#### [Data provided]
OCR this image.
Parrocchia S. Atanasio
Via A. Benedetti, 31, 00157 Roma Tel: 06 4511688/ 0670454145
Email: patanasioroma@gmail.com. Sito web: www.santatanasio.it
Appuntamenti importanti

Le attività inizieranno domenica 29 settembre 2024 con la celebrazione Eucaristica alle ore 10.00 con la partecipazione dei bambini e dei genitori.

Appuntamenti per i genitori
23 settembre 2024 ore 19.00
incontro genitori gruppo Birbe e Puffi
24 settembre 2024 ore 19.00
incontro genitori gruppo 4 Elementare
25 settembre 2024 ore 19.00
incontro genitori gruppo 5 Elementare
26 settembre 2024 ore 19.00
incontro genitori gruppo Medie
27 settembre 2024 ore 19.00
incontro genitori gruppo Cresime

...

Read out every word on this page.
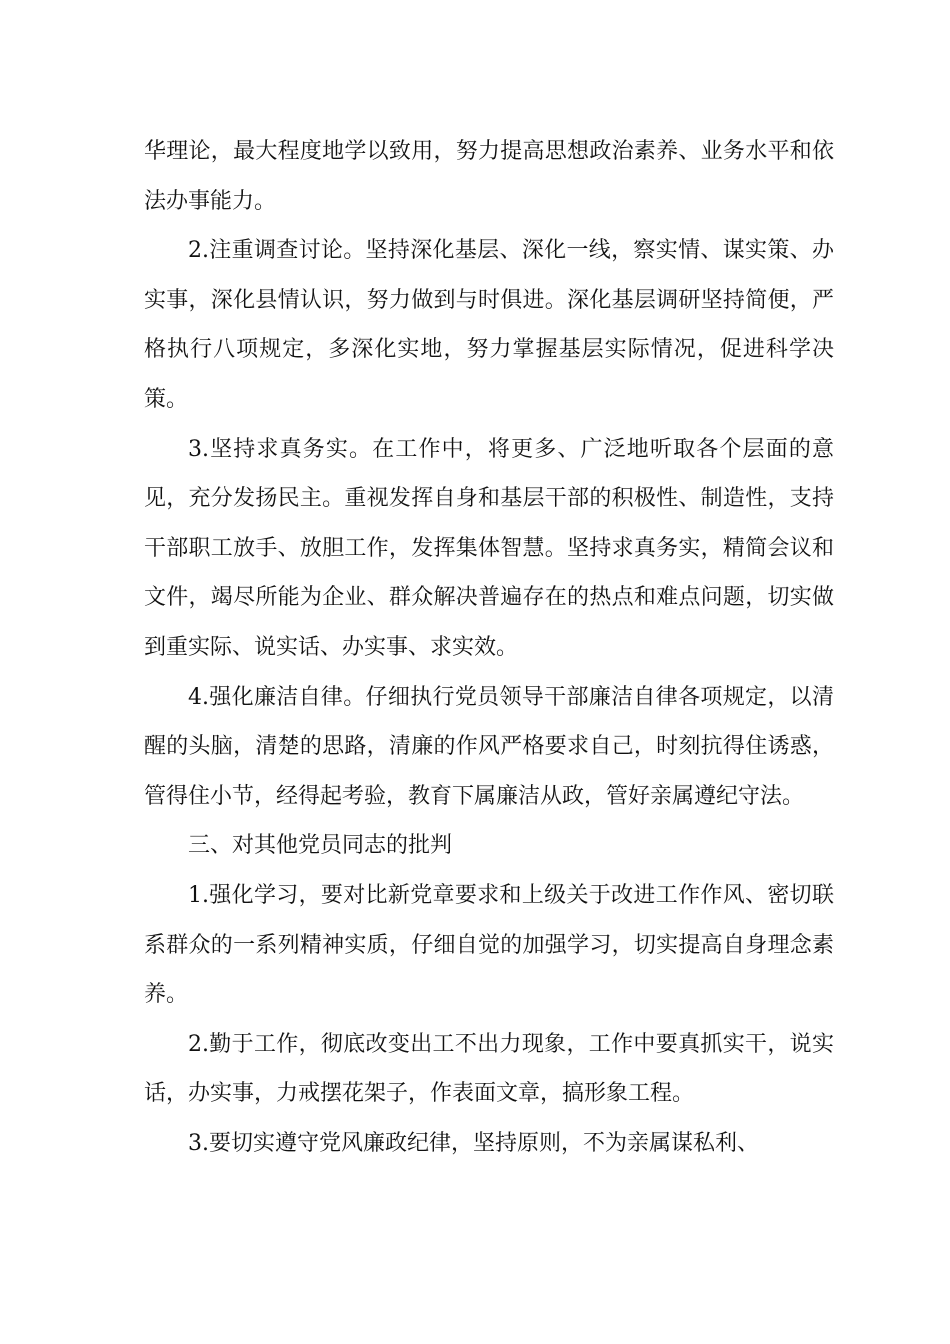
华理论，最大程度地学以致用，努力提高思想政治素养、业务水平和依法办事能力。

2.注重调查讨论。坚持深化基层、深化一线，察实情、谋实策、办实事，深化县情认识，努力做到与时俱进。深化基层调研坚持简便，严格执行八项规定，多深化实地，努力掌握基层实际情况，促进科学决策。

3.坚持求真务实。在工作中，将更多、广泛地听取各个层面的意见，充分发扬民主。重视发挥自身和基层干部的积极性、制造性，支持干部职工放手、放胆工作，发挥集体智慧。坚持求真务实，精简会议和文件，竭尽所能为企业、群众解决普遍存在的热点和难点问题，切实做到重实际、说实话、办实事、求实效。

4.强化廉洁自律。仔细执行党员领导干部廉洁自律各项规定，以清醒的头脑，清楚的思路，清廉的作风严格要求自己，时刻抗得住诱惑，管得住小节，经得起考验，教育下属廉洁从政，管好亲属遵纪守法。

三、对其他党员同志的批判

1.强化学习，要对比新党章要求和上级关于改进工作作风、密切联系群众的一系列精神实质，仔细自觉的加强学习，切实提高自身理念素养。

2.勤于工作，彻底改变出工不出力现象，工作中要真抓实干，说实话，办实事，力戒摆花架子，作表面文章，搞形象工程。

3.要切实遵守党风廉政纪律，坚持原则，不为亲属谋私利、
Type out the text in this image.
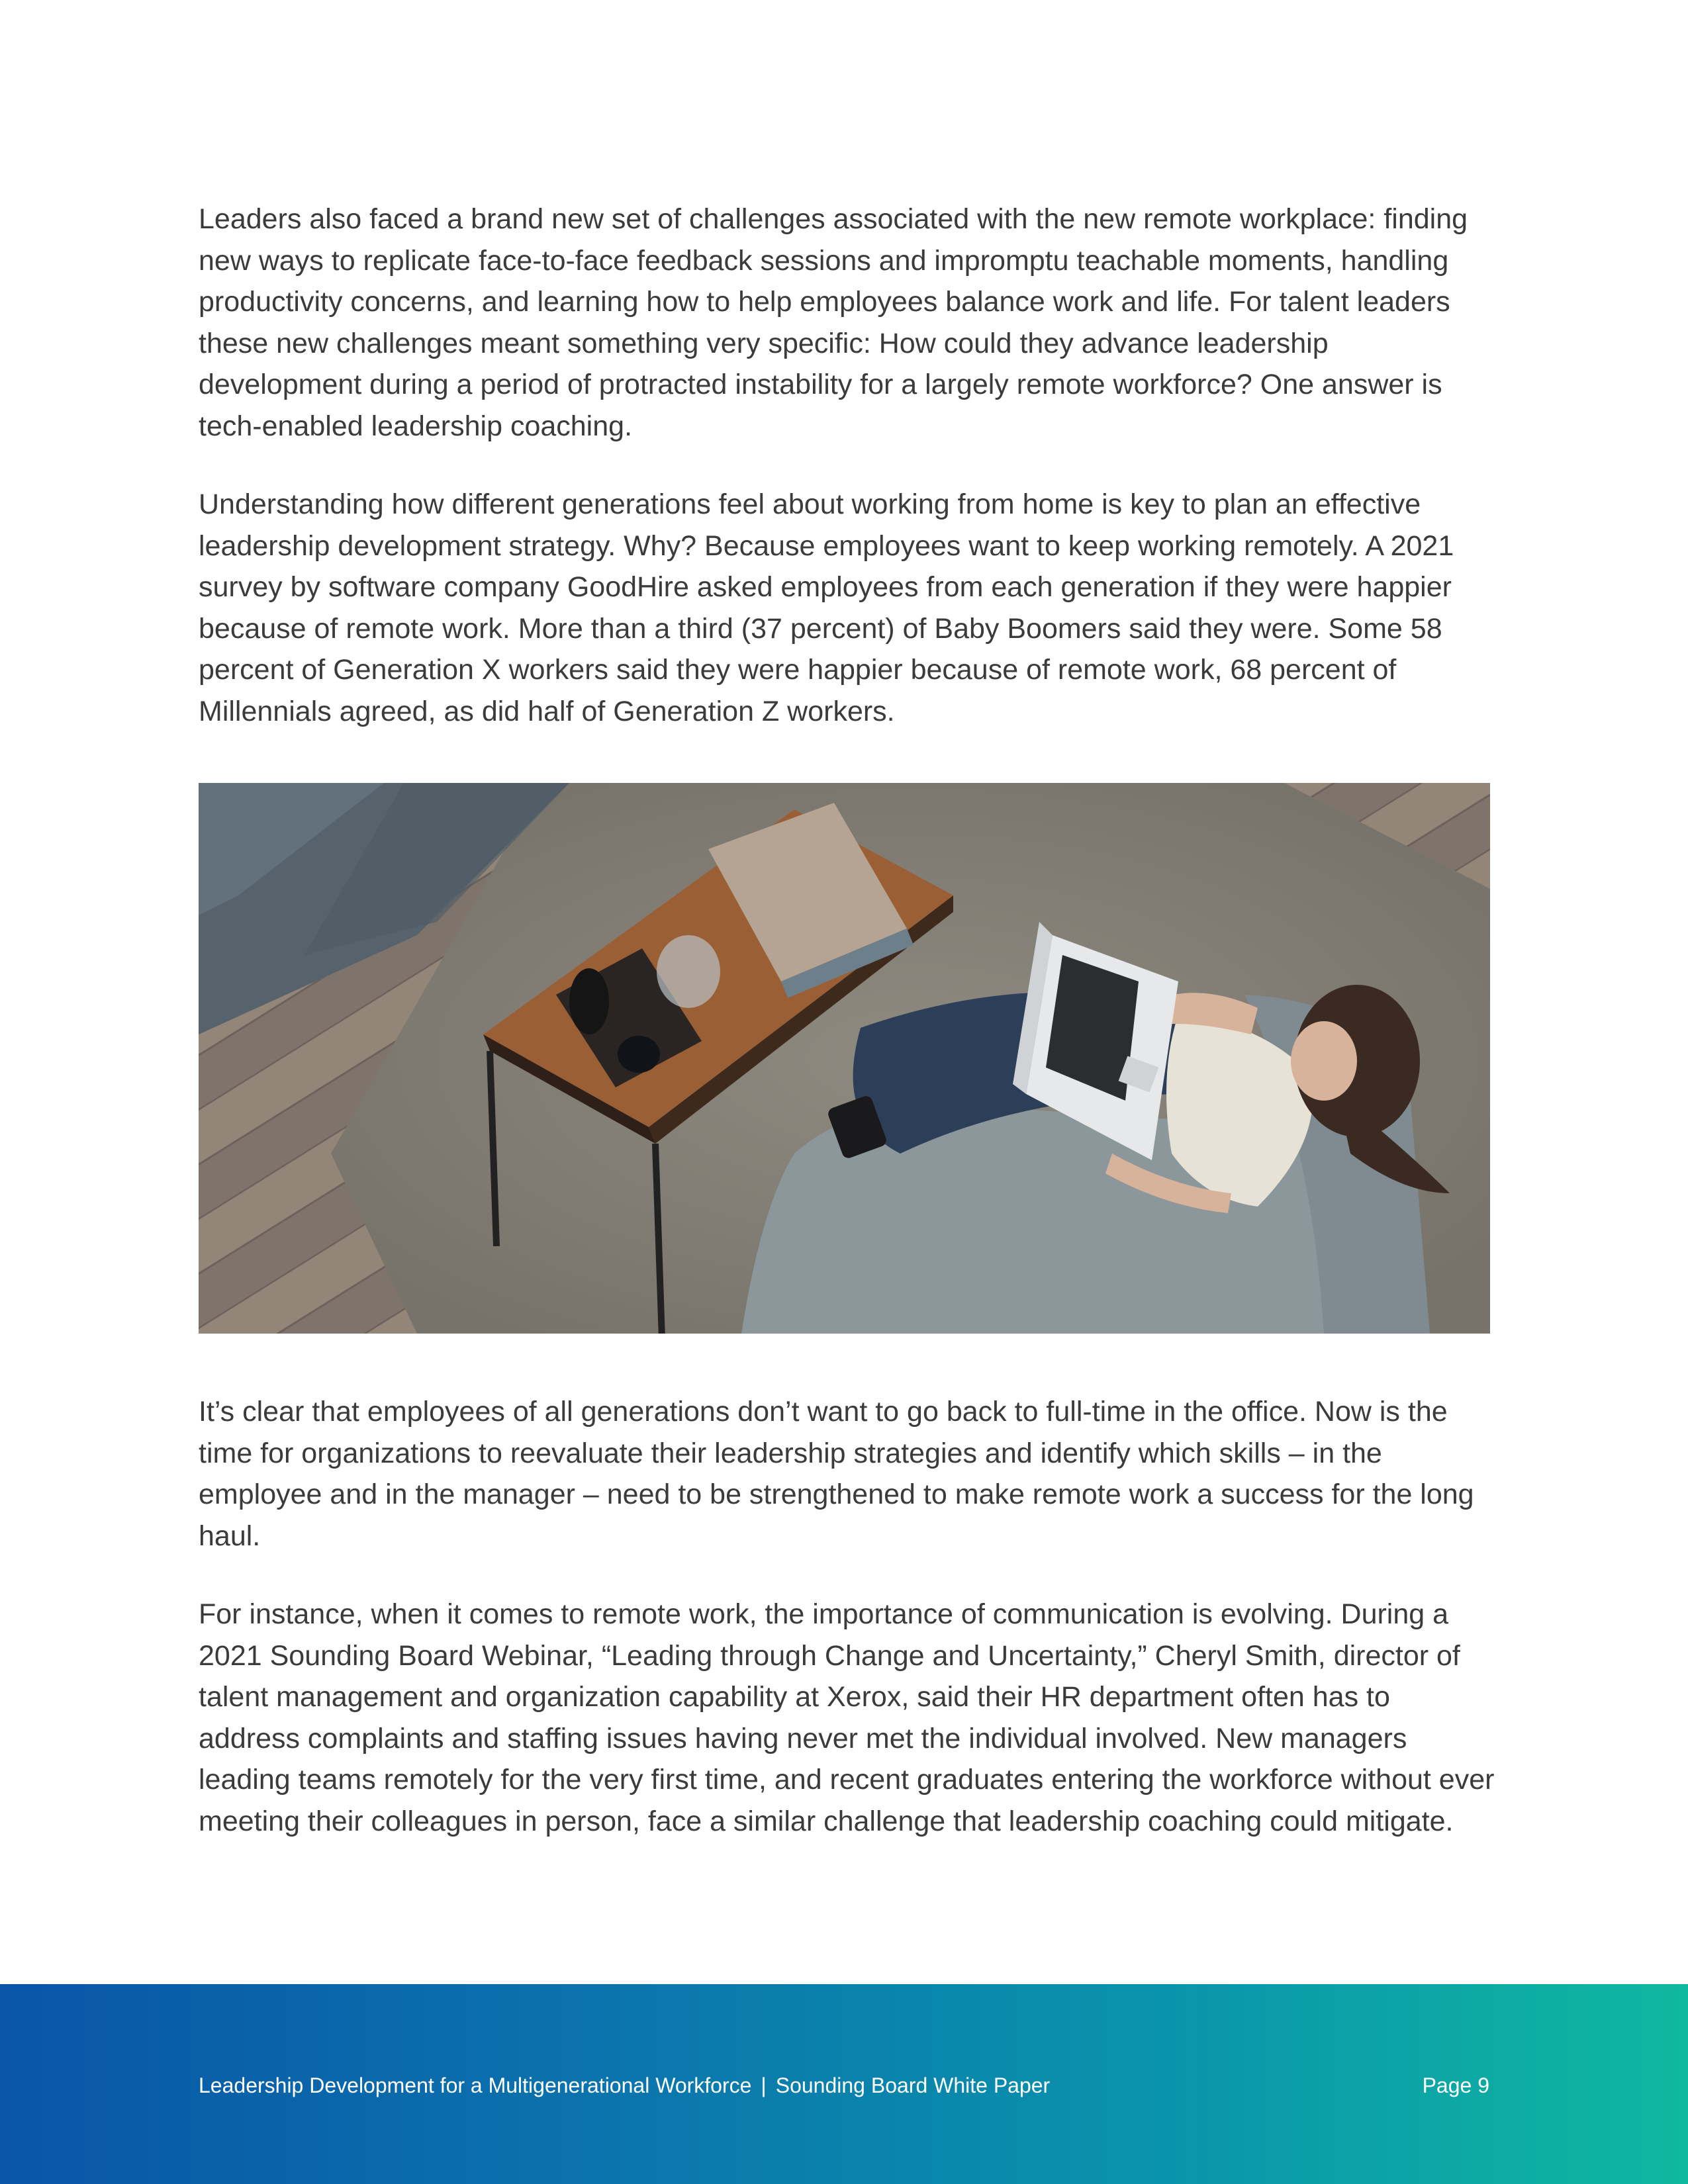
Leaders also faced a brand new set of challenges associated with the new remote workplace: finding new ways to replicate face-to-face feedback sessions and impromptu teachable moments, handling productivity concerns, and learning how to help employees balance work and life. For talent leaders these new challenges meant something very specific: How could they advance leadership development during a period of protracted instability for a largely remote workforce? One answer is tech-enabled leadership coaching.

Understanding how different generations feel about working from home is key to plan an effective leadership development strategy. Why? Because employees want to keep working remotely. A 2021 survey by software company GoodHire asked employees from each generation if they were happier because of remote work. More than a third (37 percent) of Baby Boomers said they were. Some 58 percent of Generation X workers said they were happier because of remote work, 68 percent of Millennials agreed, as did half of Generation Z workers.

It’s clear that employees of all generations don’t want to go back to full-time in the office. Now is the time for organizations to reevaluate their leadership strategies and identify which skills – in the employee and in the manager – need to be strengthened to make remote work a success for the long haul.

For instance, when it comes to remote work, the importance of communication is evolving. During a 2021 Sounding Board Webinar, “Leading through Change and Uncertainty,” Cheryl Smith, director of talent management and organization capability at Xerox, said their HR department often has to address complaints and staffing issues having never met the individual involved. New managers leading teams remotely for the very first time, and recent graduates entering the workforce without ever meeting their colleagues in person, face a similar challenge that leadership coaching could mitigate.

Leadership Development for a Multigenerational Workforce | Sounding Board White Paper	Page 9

#### [Directions]
Gather up every line in the data above that contains the word "this", copying each one.

#### [Reply to the task]
OCR this image.
Read out every word on this page.
Type out the text in this image.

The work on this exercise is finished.